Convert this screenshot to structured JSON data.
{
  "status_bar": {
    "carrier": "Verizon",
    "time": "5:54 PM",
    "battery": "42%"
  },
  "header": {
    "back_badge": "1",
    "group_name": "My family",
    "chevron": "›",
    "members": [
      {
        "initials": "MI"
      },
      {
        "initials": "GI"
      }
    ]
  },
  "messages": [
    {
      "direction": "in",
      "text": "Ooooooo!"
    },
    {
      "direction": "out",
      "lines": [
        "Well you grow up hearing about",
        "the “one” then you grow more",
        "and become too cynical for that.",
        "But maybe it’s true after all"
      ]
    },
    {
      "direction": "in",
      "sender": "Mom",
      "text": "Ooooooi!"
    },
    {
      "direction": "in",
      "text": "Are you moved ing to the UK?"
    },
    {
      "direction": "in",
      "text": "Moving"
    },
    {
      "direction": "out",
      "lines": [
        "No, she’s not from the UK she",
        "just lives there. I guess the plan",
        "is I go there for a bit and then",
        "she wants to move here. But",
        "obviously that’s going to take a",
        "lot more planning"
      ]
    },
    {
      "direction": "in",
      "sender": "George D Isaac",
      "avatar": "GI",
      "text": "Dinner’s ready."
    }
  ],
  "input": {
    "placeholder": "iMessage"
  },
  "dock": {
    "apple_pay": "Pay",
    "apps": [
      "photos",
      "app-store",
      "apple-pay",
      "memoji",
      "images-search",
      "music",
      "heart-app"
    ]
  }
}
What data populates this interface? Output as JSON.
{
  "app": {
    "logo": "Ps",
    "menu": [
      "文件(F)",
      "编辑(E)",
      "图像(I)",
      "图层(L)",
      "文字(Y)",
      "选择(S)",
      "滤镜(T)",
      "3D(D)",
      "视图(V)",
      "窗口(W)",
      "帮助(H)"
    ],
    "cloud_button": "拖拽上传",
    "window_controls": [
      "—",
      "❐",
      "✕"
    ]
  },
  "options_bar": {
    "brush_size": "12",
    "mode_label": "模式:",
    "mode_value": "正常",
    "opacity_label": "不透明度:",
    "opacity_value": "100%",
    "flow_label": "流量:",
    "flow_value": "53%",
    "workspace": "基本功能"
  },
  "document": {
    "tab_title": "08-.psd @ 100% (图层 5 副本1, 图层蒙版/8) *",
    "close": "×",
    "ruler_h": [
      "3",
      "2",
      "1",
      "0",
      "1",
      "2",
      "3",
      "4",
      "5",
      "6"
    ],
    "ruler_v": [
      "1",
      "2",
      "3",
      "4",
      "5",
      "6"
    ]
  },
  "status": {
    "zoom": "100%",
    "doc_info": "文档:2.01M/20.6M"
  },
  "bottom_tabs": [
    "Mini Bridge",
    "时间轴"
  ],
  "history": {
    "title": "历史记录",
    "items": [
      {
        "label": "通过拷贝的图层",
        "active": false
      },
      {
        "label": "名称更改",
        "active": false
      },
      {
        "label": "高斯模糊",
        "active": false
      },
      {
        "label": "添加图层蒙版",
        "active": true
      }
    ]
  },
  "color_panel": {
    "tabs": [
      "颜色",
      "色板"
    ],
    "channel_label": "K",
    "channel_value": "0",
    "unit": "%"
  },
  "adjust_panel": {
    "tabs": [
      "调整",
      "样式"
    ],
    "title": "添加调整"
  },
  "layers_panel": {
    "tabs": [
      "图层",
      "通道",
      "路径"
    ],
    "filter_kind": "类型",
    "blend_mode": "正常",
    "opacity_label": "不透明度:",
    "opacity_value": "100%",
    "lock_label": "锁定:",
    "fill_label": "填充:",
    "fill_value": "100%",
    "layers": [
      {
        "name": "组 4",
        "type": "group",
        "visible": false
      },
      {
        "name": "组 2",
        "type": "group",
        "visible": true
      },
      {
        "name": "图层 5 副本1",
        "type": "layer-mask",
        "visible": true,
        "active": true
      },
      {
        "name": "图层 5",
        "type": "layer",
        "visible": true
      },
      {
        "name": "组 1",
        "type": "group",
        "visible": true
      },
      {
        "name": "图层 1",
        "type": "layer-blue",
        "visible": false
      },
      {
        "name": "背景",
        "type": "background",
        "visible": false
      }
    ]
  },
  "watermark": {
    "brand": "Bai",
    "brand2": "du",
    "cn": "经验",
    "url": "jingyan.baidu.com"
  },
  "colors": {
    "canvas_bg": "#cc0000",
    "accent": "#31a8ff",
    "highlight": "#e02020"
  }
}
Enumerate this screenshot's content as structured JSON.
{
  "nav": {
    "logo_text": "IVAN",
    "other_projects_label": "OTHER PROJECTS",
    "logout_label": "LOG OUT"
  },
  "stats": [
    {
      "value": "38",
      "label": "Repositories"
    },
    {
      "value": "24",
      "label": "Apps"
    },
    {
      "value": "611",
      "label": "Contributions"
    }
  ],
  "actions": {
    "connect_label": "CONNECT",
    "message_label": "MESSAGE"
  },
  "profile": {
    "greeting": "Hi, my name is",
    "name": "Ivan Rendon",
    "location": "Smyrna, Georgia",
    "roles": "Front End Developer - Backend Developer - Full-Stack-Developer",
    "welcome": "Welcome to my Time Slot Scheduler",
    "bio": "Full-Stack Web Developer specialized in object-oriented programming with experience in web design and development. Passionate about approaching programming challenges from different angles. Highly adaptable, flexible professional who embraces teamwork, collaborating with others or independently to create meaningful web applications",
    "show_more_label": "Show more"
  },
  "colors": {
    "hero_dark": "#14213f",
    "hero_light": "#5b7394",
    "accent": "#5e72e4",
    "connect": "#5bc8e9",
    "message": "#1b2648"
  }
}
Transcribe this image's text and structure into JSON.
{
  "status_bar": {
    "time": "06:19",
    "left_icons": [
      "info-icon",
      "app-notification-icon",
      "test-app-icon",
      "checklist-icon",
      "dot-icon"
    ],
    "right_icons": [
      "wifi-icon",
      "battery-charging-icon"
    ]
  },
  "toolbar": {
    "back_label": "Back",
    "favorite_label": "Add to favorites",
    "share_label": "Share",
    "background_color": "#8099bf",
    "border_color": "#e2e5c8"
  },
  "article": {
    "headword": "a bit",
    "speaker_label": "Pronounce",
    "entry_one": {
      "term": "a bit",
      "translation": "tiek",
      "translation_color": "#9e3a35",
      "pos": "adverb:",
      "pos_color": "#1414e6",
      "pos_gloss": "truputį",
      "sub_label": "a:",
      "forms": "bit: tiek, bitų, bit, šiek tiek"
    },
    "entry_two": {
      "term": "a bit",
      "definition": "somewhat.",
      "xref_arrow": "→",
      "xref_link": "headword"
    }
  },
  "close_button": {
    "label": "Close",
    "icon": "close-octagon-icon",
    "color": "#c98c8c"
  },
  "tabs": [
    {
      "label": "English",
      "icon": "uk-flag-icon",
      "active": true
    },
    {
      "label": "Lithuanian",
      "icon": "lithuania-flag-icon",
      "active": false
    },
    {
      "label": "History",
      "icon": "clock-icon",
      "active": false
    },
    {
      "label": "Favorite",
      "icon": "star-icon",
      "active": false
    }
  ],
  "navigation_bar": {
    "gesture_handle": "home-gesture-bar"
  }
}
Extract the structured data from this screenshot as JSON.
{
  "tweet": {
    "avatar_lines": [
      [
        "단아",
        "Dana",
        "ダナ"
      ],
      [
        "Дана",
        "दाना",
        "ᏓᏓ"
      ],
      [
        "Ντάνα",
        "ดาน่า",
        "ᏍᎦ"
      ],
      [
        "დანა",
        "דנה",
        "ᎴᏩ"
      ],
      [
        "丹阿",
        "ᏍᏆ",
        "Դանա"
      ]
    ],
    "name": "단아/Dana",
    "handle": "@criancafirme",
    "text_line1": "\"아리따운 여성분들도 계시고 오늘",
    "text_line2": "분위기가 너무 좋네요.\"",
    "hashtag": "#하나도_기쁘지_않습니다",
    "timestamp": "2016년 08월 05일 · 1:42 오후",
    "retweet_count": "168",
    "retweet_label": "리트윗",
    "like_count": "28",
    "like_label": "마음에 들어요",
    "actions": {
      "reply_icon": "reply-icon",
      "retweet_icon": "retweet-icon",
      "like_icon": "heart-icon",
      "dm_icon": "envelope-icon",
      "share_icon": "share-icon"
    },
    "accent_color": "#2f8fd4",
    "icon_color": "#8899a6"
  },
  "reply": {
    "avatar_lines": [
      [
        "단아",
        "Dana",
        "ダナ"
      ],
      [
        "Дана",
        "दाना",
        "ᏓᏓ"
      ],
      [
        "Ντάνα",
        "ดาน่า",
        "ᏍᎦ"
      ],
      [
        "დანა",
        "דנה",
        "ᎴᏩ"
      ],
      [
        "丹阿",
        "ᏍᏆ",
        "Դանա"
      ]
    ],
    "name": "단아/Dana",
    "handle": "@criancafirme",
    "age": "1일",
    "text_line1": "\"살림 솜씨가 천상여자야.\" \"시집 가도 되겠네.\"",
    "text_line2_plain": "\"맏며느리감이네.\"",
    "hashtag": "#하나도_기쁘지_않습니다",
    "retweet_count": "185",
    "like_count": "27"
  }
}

————————

[THE EXERCISE]
Collect every line with the string "JSON" from the records, and copy each.

[RESPONSE TO THIS TASK]
Convert this screenshot to structured JSON data.
What data populates this interface? Output as JSON.
Enumerate this screenshot's content as structured JSON.
Transcribe this image's text and structure into JSON.
Extract the structured data from this screenshot as JSON.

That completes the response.